→ **你的任務**:
a: 根據這篇介紹優酷筆試的文字,筆試題目基本上屬於哪一類?
b: 將優酷筆試文字中以「今天去參加了優酷的筆試」開頭的段落改寫得更簡短,保留主要事實。
c: 請接着這篇講優酷筆試題目的文字,從它停下的地方繼續往下寫。

--- 文字片段 ---

今天去參加了優酷的筆試,感觸蠻深!基本上都是考的數據結構和算法的題目,而其他的c/c++的基本知識點差不多都沒有涉及到,所以如果要去這個公司的話(或者這種類型的公司),可得改改策略,好好準備下數據結構方面的知識。看來做遊戲開發更是看着這方面的基本功,平時用到的知識點和其他類型的公司差異較大。 好了看看主要有哪些題目吧,呵呵~~:
1.求一個三十二位整數的二進制數中一的個數
int count_ones(unsigned a)
{
a = (a & 0x55555555) + ((a >> 1) & 0x55555555);
a = (a & 0x33333333) + ((a >> 2) & 0x33333333);
a = (a & 0x0f0f0f0f) + ((a >> 4) & 0x0f0f0f0f);
a = (a & 0x00ff00ff) + ((a >> 8) & 0x00ff00ff);
a = (a & 0x0000ffff) + ((a >> 16) & 0x0000ffff);
return a;
}
2.水仙花數
int a=n%10;
int b=n/10%10;
int c=n/100;
if(a*a*a+b*b*b+c*c*c==n)
3.點和麪的關係
法向量是垂直屏幕的法線表示的向量
設平面法向量爲{A,B,C},平面與法向量的交點爲P0:(x0,y0,z0).
則平面上一點(x,y,z)與(x0,y0,z0)的向量必然與法線垂直。因此得出平面的點法式方程:
A(x-X0) + B(y-y0) + C(z-z0) = 0
將判斷點座標代入方程 滿足條件 則點在平面上。

--- 所示內容 ---

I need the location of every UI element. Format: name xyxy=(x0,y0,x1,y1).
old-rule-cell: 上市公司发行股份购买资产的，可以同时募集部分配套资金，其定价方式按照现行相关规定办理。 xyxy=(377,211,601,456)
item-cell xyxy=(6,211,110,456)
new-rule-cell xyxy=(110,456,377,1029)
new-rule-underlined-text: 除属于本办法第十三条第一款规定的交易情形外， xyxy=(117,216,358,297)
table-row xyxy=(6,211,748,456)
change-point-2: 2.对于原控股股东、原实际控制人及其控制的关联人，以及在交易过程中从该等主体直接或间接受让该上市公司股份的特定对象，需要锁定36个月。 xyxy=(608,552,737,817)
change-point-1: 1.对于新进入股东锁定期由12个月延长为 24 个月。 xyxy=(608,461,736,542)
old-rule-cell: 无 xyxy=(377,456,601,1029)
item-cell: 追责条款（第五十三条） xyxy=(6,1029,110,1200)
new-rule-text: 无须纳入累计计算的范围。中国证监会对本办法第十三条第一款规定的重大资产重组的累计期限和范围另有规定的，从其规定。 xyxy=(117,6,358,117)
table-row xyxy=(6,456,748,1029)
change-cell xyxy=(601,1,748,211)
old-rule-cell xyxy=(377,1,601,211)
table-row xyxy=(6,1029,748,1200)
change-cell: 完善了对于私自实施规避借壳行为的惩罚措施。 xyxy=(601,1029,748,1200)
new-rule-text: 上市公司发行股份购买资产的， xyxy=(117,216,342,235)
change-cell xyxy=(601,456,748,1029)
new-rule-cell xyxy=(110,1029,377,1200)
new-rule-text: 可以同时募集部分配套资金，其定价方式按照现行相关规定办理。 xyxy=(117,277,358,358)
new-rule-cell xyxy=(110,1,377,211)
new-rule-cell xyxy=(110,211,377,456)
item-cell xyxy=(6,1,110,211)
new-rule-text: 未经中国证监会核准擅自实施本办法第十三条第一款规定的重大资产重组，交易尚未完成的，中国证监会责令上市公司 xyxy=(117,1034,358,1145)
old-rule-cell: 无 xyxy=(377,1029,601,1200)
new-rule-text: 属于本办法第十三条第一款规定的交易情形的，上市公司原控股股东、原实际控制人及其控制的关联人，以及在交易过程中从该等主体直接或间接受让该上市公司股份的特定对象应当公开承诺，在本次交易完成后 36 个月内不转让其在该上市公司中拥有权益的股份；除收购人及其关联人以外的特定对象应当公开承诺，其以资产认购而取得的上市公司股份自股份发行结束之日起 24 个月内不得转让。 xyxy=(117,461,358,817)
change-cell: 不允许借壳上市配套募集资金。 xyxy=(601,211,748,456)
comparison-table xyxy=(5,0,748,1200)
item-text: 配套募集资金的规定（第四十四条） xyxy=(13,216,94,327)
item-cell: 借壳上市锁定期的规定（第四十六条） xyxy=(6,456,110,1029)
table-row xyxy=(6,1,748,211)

---
--- 所示內容 ---

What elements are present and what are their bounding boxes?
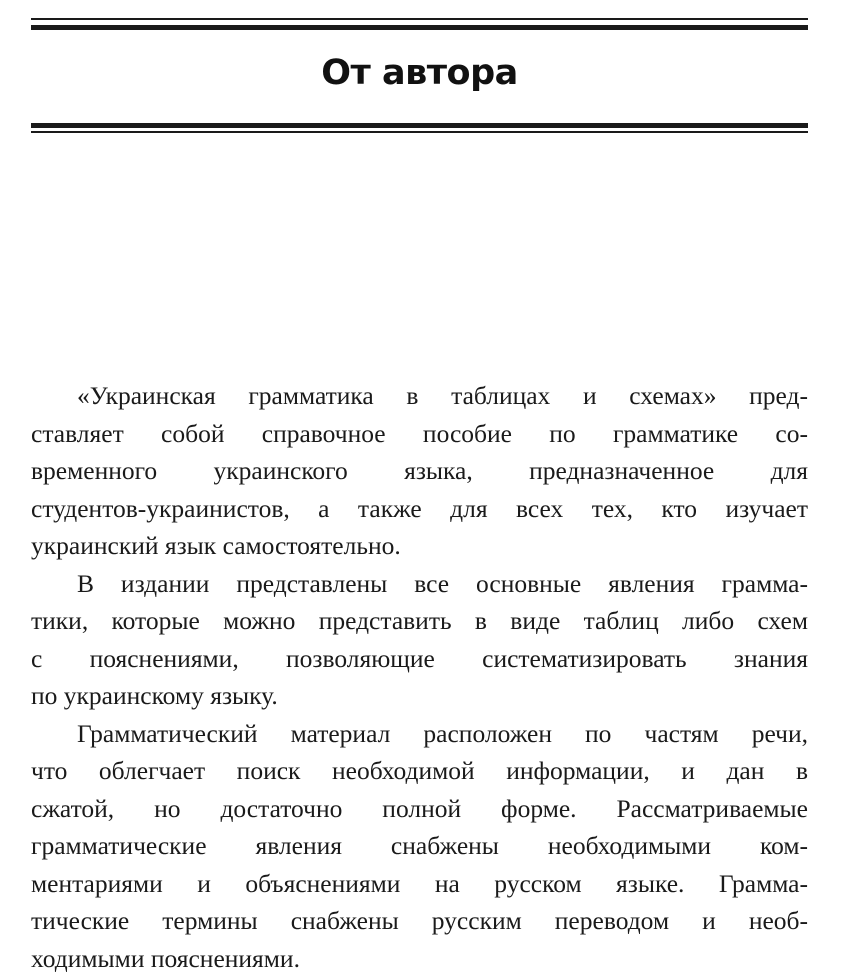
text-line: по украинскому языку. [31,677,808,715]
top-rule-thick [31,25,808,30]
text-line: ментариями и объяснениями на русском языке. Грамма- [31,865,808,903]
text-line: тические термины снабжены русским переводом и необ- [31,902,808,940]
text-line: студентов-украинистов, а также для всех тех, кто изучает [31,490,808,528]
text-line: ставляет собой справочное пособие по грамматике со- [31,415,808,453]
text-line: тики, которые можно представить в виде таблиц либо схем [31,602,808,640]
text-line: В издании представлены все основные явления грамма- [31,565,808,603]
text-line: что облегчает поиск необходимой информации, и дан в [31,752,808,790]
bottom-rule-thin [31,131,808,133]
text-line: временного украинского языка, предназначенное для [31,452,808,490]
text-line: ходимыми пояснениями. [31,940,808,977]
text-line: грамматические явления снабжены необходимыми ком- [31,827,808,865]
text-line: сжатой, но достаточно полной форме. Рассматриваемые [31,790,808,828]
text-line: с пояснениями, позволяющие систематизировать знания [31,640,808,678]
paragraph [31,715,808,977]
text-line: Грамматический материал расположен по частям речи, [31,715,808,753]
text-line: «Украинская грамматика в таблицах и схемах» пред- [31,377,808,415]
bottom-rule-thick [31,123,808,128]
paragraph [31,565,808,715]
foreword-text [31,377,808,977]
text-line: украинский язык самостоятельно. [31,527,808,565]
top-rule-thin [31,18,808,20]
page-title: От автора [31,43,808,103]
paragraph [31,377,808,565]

---

→ **練習答案**:
a: 基本上都是數據結構和算法的題目。

b: 作者參加優酷筆試後感觸很深。題目幾乎都是數據結構和算法,c/c++的基本知識點差不多沒有涉及。因此,想去這類公司的人應調整策略,認真準備數據結構方面的知識。作者認為遊戲開發更看重這方面的基本功,所用知識點與其他類型公司差異較大。

c:
另:若方程座標多項式>0,則在平面正面(法向量方向),反之在背面
註釋:
兩向量a * b 的長度爲:
||a || * ||b|| * sin(thta) //thta爲a與b的夾角
這樣 A(x-X0) + B(y-y0) + C(z-z0) = 0 a,b垂直
A(x-X0) + B(y-y0) + C(z-z0) > 0 a在b方向
A(x-X0) + B(y-y0) + C(z-z0) < 0 a不在b方向
4.定義一個單向鏈表,實現2個單鏈表的合併
//: Link_define
template <class T>
class ChainNode {
private:
T data;
ChainNode<T> *link;
};
template<class T>
class Chain {
public:
Chain() {first = 0;}
~Chain() ;
bool IsEmpty() const {return first == 0;}
int Length() const;
bool Find(int k, T& x) const;
int Search(const T& x) const;
Chain<T>& Delete(int k, T& x);
Chain<T>& Insert(int k, const T& x);
void Output(ostream& out) const;
private:
ChainNode<T> *first; // 指向第一個節點的指針
}
兩個有向單鏈表合併爲一個
#include <stdio.h>
#include <malloc.h>
struct LNode
{ int data;
struct LNode *next;
};
struct LNode *insert(struct LNode *head,int x,int i);
void display(struct LNode *head);
struct LNode *combine(struct LNode *head1,struct LNode *head2);
main()
{
struct LNode *head1,*head2,*head3;
head1 = NULL;
head1 = insert(head1,2,1);
head1 = insert(head1,12,2);
head1 = insert(head1,67,3);
display(head1);
printf("/n");
head2 = NULL;
head2 = insert(head2,8,1);
head2 = insert(head2,20,2);
head2 = insert(head2,33,3);
head2 = insert(head2,35,4);
display(head2);
printf("/n");
head3 = combine(head1,head2);
display(head3);
}
struct LNode *insert(struct LNode *head,int x,int i)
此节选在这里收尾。